▸ **SHORT PROBLEM**:
Repeat the records below exactly.

▸ **RECORDS FOR THE TASK**:
══════════

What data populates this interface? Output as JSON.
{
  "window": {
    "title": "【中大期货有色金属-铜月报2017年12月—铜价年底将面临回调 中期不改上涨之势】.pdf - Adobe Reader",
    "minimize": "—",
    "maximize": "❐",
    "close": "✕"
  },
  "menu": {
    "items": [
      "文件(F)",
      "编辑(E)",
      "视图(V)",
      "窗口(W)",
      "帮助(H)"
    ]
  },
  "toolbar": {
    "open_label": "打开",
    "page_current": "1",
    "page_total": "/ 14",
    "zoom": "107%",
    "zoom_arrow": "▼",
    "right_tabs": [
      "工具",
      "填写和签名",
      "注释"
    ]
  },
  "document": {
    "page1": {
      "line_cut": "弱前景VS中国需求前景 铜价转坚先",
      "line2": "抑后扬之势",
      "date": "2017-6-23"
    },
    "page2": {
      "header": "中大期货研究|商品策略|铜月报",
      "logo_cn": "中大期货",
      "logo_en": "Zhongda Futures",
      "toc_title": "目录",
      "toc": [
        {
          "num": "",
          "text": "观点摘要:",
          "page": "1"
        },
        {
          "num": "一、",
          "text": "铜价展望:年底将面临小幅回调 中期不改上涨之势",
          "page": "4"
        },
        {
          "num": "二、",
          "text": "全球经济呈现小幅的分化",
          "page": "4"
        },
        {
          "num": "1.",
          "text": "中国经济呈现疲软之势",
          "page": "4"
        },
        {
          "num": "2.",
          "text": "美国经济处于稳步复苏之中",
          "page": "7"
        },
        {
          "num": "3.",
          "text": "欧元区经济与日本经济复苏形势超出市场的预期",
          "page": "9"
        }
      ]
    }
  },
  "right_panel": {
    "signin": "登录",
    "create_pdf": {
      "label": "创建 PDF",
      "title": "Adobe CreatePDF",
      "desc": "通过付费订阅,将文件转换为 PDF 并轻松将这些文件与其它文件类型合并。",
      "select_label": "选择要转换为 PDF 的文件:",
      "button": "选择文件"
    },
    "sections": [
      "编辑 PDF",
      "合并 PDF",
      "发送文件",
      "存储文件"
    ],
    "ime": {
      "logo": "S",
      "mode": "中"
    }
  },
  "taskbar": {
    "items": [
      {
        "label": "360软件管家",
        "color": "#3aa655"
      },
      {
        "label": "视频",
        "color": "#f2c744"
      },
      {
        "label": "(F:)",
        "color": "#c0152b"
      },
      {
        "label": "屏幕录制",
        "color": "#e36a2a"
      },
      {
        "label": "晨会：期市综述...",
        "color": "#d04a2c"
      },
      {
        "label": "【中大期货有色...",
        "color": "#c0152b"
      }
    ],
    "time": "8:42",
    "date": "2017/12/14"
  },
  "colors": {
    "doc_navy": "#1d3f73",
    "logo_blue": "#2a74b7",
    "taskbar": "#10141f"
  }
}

══════════

▸ **COMPLETED EXERCISE**:
What data populates this interface? Output as JSON.
{
  "window": {
    "title": "【中大期货有色金属-铜月报2017年12月—铜价年底将面临回调 中期不改上涨之势】.pdf - Adobe Reader",
    "minimize": "—",
    "maximize": "❐",
    "close": "✕"
  },
  "menu": {
    "items": [
      "文件(F)",
      "编辑(E)",
      "视图(V)",
      "窗口(W)",
      "帮助(H)"
    ]
  },
  "toolbar": {
    "open_label": "打开",
    "page_current": "1",
    "page_total": "/ 14",
    "zoom": "107%",
    "zoom_arrow": "▼",
    "right_tabs": [
      "工具",
      "填写和签名",
      "注释"
    ]
  },
  "document": {
    "page1": {
      "line_cut": "弱前景VS中国需求前景 铜价转坚先",
      "line2": "抑后扬之势",
      "date": "2017-6-23"
    },
    "page2": {
      "header": "中大期货研究|商品策略|铜月报",
      "logo_cn": "中大期货",
      "logo_en": "Zhongda Futures",
      "toc_title": "目录",
      "toc": [
        {
          "num": "",
          "text": "观点摘要:",
          "page": "1"
        },
        {
          "num": "一、",
          "text": "铜价展望:年底将面临小幅回调 中期不改上涨之势",
          "page": "4"
        },
        {
          "num": "二、",
          "text": "全球经济呈现小幅的分化",
          "page": "4"
        },
        {
          "num": "1.",
          "text": "中国经济呈现疲软之势",
          "page": "4"
        },
        {
          "num": "2.",
          "text": "美国经济处于稳步复苏之中",
          "page": "7"
        },
        {
          "num": "3.",
          "text": "欧元区经济与日本经济复苏形势超出市场的预期",
          "page": "9"
        }
      ]
    }
  },
  "right_panel": {
    "signin": "登录",
    "create_pdf": {
      "label": "创建 PDF",
      "title": "Adobe CreatePDF",
      "desc": "通过付费订阅,将文件转换为 PDF 并轻松将这些文件与其它文件类型合并。",
      "select_label": "选择要转换为 PDF 的文件:",
      "button": "选择文件"
    },
    "sections": [
      "编辑 PDF",
      "合并 PDF",
      "发送文件",
      "存储文件"
    ],
    "ime": {
      "logo": "S",
      "mode": "中"
    }
  },
  "taskbar": {
    "items": [
      {
        "label": "360软件管家",
        "color": "#3aa655"
      },
      {
        "label": "视频",
        "color": "#f2c744"
      },
      {
        "label": "(F:)",
        "color": "#c0152b"
      },
      {
        "label": "屏幕录制",
        "color": "#e36a2a"
      },
      {
        "label": "晨会：期市综述...",
        "color": "#d04a2c"
      },
      {
        "label": "【中大期货有色...",
        "color": "#c0152b"
      }
    ],
    "time": "8:42",
    "date": "2017/12/14"
  },
  "colors": {
    "doc_navy": "#1d3f73",
    "logo_blue": "#2a74b7",
    "taskbar": "#10141f"
  }
}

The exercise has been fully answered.